* BEGIN Supplied data *

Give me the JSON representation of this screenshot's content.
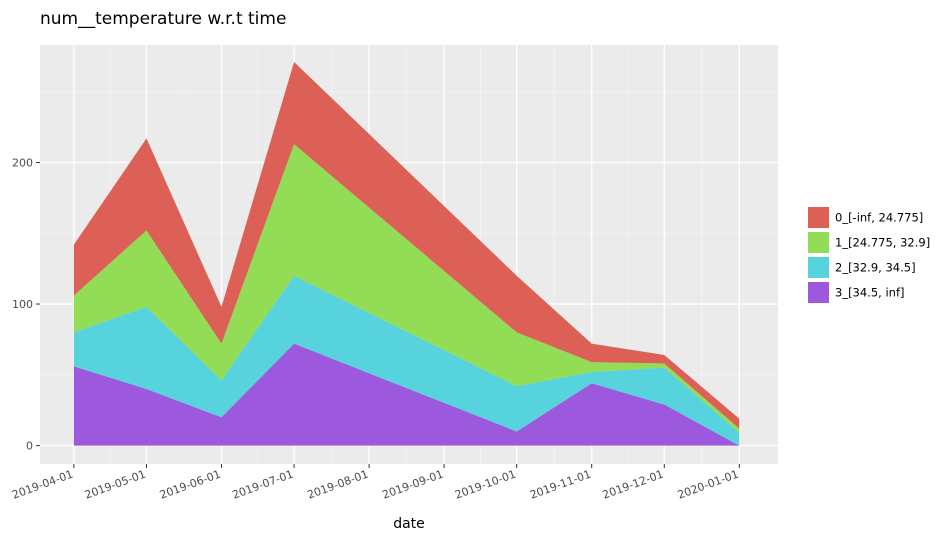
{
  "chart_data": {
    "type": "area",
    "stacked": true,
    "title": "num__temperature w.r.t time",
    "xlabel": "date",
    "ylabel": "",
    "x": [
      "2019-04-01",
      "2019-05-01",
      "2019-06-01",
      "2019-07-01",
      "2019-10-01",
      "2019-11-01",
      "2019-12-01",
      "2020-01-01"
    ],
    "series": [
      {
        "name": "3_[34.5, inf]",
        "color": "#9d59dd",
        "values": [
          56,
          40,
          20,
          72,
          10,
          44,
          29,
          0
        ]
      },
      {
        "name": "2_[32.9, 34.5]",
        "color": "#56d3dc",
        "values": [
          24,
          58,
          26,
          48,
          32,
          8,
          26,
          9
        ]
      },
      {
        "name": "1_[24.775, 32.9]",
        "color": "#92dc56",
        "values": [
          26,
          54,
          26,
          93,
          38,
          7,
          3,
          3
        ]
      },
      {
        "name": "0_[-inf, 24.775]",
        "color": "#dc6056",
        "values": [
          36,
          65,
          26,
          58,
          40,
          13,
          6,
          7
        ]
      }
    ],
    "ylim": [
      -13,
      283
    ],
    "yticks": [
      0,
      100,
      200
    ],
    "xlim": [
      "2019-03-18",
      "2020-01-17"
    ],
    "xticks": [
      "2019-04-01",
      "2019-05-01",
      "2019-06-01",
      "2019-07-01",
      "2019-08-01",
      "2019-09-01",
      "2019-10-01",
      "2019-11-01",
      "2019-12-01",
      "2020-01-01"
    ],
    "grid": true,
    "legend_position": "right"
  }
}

* END Supplied data *

### Required task:
Which lines contain "name"? Show each of them.

### Task solution:
        "name": "3_[34.5, inf]",
        "name": "2_[32.9, 34.5]",
        "name": "1_[24.775, 32.9]",
        "name": "0_[-inf, 24.775]",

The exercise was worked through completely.